Begin

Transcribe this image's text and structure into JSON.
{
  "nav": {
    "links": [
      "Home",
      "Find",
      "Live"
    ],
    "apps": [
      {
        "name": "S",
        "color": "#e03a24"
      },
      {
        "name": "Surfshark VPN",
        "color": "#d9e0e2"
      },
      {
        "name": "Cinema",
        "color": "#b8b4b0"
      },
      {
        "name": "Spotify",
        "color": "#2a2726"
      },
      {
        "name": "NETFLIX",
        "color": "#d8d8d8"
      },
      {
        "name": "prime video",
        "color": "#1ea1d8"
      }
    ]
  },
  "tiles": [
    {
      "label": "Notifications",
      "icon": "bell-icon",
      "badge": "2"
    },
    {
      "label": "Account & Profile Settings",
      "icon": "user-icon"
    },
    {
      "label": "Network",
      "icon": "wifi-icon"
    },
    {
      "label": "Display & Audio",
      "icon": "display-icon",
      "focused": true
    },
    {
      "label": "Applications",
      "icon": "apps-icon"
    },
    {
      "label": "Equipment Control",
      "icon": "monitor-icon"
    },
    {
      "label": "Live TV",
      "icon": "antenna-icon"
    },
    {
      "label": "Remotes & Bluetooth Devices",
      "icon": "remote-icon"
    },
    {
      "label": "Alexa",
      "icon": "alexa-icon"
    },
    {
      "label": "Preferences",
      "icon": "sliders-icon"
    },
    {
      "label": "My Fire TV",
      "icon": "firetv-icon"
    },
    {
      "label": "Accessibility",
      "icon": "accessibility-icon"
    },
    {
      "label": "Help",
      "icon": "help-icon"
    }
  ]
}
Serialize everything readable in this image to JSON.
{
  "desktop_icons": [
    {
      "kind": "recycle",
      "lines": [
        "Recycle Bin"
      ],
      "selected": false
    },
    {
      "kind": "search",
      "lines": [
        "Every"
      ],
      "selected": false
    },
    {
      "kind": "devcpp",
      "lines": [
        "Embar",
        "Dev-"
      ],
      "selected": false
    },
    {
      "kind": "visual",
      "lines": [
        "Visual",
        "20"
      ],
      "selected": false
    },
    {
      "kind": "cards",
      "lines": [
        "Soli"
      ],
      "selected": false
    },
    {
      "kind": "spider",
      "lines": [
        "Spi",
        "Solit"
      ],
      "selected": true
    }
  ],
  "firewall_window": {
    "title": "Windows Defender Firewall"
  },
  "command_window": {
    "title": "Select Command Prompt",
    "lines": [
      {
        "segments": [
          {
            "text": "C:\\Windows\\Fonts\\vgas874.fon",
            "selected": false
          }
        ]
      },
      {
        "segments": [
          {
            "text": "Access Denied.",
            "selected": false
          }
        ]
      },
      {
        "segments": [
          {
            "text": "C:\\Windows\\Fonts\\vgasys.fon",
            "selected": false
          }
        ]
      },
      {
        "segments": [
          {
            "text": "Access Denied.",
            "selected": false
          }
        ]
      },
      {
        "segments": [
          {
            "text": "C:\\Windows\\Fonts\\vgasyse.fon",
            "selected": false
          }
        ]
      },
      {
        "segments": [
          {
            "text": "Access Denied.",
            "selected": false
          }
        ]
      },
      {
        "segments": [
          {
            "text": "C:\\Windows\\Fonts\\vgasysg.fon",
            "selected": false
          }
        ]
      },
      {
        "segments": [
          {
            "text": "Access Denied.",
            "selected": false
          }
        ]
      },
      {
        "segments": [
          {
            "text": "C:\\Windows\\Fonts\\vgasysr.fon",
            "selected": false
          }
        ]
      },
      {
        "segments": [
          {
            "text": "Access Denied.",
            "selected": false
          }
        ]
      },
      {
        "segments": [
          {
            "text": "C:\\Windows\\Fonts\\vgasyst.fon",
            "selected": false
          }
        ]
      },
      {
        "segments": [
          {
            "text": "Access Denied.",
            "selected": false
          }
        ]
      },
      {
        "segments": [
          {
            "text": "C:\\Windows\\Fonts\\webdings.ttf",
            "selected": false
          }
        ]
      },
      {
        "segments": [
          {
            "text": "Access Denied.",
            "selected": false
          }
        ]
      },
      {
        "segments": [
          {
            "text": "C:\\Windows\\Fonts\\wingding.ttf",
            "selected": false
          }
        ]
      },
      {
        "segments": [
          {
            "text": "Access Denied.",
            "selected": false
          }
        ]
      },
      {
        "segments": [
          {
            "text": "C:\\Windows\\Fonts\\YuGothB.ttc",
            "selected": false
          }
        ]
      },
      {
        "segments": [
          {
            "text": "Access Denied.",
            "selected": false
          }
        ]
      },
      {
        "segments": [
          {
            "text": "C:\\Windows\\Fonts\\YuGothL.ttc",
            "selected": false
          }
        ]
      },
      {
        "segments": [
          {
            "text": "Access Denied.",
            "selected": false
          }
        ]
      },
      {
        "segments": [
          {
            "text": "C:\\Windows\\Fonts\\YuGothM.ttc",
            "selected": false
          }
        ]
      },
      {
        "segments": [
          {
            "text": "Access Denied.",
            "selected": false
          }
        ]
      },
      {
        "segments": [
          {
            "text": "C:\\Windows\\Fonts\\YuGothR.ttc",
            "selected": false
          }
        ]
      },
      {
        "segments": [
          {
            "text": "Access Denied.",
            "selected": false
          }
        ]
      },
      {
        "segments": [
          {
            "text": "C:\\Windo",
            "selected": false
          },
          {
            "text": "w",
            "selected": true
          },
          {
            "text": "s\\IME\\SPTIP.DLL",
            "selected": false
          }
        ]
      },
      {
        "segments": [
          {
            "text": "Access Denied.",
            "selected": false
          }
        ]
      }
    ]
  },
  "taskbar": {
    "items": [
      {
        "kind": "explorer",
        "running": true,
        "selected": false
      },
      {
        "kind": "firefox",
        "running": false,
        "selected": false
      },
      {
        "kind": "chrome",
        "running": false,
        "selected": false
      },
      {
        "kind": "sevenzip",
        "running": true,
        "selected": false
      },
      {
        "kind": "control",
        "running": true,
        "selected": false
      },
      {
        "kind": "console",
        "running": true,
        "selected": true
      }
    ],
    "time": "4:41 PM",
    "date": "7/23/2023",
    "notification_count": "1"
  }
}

End
Begin

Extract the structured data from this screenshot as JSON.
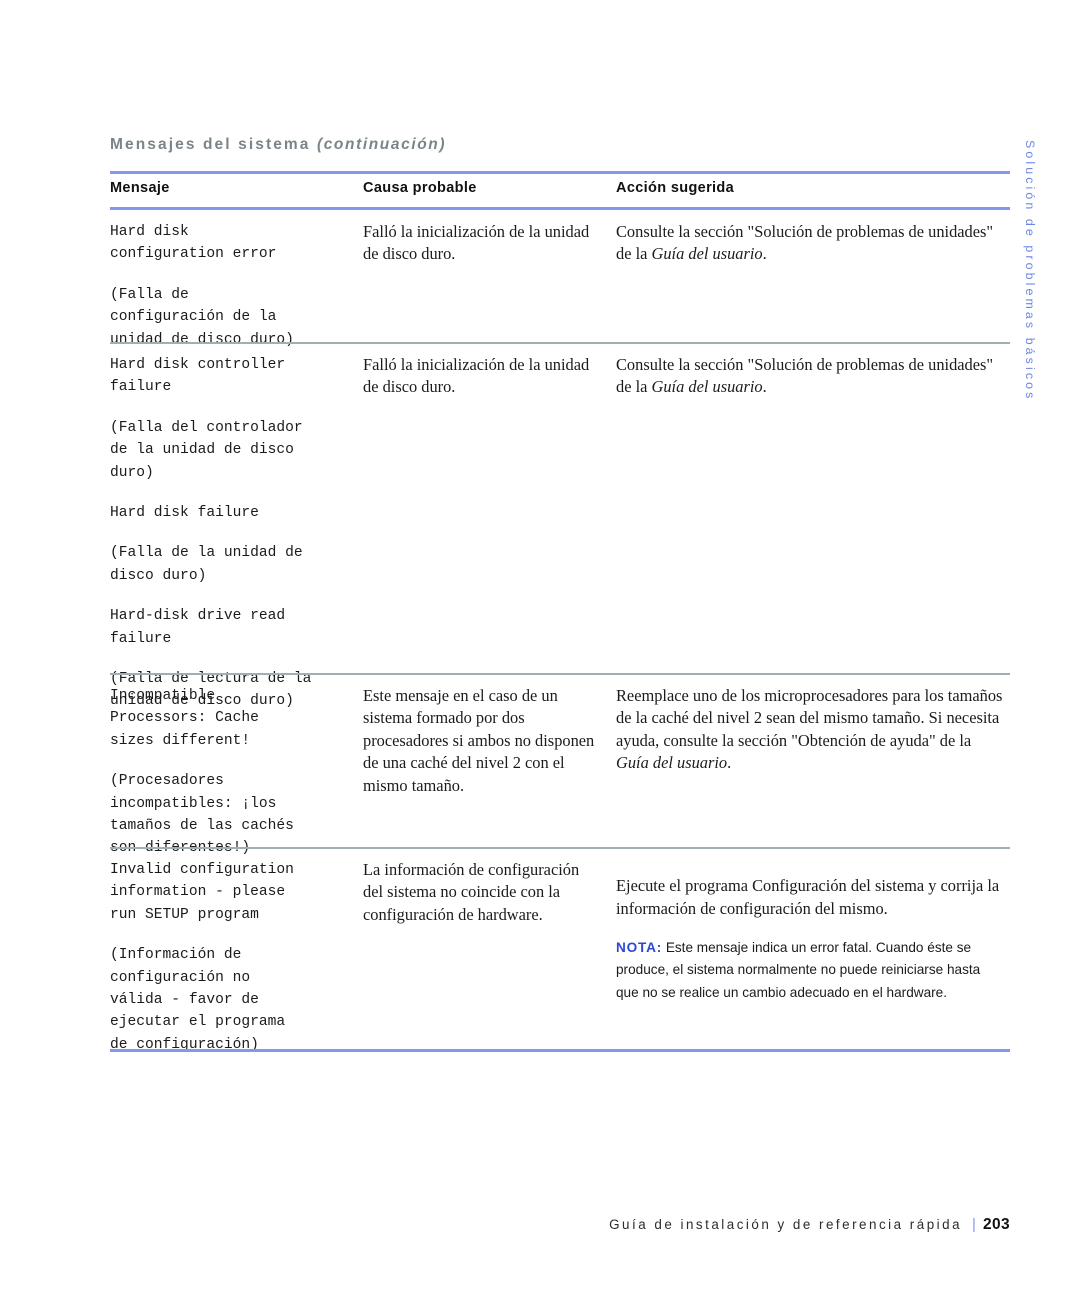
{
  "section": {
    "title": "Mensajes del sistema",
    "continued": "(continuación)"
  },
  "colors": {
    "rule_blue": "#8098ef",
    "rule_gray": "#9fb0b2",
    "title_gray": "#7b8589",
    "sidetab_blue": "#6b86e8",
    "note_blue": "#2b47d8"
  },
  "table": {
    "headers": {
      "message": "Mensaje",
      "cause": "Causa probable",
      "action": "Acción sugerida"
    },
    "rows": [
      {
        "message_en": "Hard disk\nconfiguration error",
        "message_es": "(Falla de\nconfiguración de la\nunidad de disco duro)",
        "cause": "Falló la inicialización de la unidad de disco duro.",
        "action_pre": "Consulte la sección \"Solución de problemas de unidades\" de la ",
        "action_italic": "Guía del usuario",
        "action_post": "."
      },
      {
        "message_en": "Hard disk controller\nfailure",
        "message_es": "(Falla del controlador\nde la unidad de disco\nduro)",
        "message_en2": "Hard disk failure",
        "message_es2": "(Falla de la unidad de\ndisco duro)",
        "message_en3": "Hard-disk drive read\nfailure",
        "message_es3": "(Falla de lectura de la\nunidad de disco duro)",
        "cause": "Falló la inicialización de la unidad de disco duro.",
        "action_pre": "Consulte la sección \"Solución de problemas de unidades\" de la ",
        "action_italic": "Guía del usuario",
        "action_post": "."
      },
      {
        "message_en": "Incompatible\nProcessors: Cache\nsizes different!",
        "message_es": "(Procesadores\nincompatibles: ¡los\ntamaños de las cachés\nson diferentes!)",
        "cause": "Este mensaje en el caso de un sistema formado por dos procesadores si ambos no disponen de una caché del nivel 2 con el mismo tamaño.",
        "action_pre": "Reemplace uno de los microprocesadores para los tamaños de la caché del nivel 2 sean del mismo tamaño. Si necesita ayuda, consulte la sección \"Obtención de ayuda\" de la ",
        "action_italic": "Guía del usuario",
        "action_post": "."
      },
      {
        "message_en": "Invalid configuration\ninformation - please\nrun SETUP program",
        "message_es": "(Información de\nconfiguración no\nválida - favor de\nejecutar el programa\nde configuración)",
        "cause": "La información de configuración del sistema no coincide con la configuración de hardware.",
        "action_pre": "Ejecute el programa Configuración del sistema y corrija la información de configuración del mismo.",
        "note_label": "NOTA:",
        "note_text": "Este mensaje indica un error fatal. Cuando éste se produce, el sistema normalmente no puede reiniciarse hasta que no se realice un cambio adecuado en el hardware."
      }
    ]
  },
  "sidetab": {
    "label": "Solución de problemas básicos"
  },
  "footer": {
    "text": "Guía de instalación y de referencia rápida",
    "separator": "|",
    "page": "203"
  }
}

End
Begin

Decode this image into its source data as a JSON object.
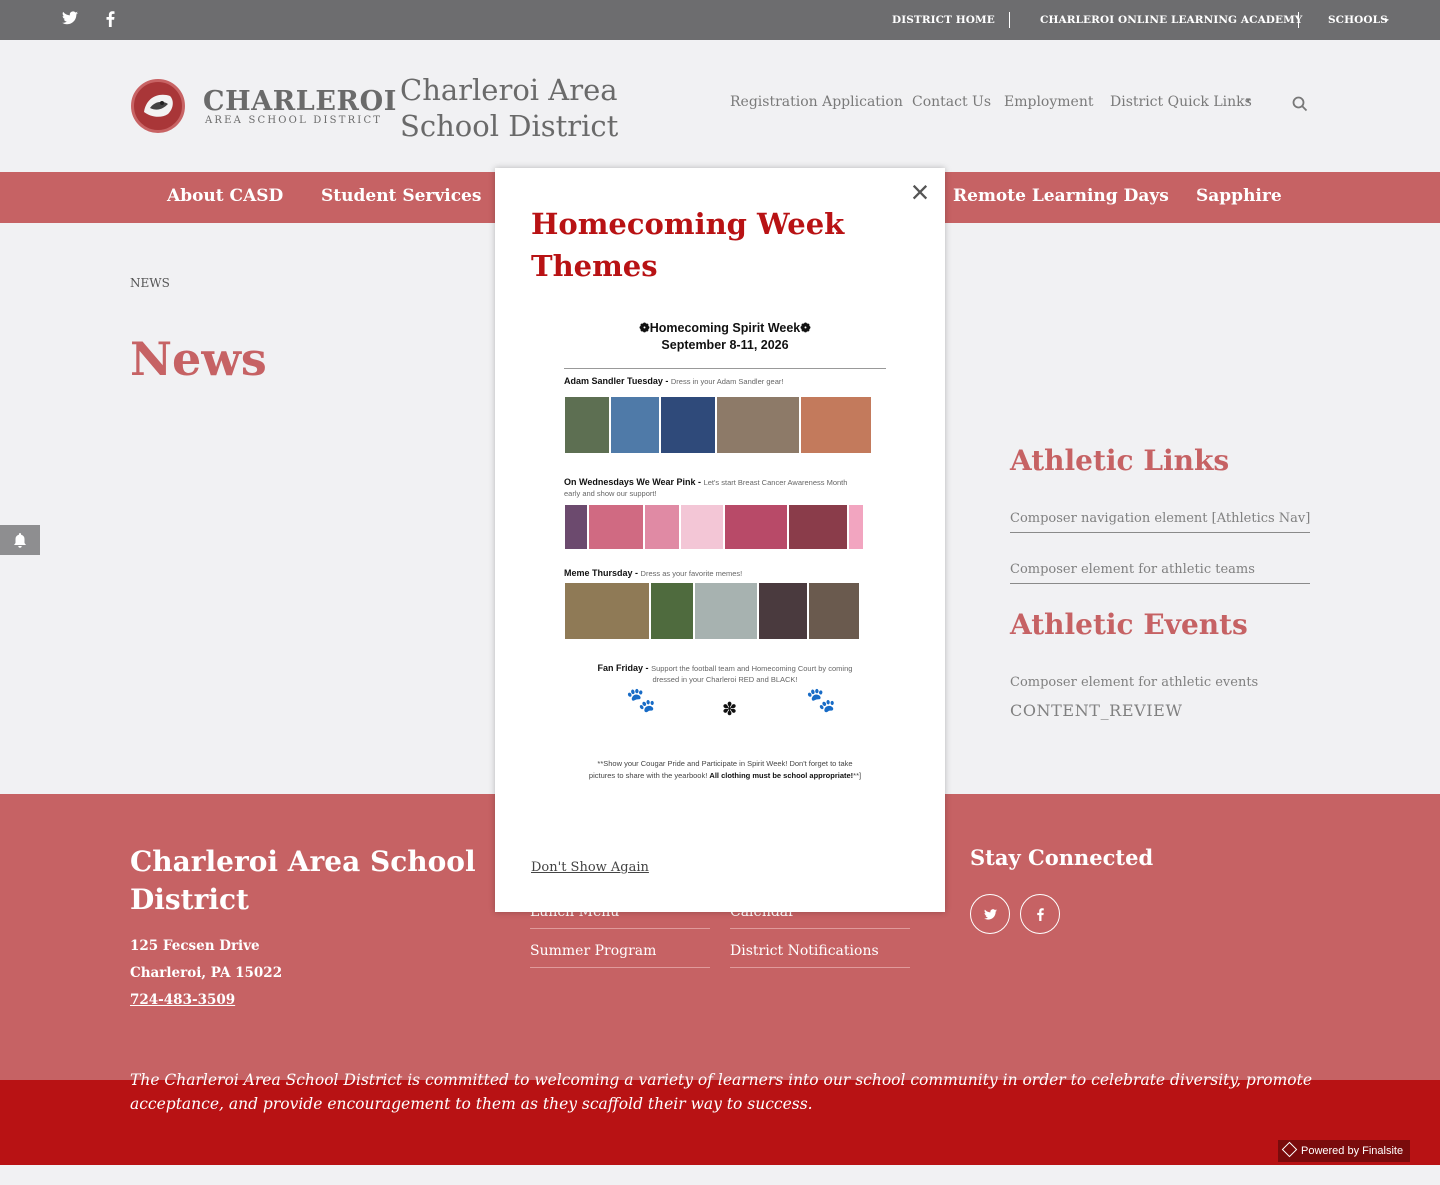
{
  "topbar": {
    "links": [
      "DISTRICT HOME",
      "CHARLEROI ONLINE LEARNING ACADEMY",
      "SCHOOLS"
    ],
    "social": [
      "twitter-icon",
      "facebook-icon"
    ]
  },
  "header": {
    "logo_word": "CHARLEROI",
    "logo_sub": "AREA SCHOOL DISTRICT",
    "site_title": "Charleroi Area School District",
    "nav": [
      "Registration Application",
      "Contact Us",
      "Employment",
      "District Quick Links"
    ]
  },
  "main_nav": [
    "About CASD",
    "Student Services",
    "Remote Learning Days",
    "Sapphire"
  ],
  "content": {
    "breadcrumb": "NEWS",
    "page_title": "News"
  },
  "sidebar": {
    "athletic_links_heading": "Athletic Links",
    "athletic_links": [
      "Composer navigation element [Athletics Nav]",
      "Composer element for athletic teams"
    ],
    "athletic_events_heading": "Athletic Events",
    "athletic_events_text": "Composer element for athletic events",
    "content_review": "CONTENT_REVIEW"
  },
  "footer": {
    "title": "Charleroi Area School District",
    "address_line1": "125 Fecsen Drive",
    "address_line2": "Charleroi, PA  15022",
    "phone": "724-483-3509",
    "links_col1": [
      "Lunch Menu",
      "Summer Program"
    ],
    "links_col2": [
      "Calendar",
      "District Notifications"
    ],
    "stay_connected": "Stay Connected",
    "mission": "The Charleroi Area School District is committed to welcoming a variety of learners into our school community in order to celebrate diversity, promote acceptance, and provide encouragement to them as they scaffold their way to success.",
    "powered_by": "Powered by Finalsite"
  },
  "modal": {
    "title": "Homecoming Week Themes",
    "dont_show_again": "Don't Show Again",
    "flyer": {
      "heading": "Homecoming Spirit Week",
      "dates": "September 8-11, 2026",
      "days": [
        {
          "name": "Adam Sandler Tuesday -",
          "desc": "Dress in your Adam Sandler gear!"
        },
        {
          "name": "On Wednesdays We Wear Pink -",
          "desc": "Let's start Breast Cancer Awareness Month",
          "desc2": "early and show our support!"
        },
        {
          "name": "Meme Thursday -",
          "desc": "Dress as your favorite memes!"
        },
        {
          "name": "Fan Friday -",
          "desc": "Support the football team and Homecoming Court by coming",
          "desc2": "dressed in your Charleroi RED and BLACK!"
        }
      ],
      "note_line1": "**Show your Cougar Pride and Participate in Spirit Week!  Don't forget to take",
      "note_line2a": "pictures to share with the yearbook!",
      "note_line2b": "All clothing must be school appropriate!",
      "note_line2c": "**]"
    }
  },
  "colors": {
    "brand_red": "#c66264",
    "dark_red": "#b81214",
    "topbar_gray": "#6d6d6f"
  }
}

End

#### The problem
Show every line from the entries above in which "Adam" appears.

#### Written response
          "name": "Adam Sandler Tuesday -",
          "desc": "Dress in your Adam Sandler gear!"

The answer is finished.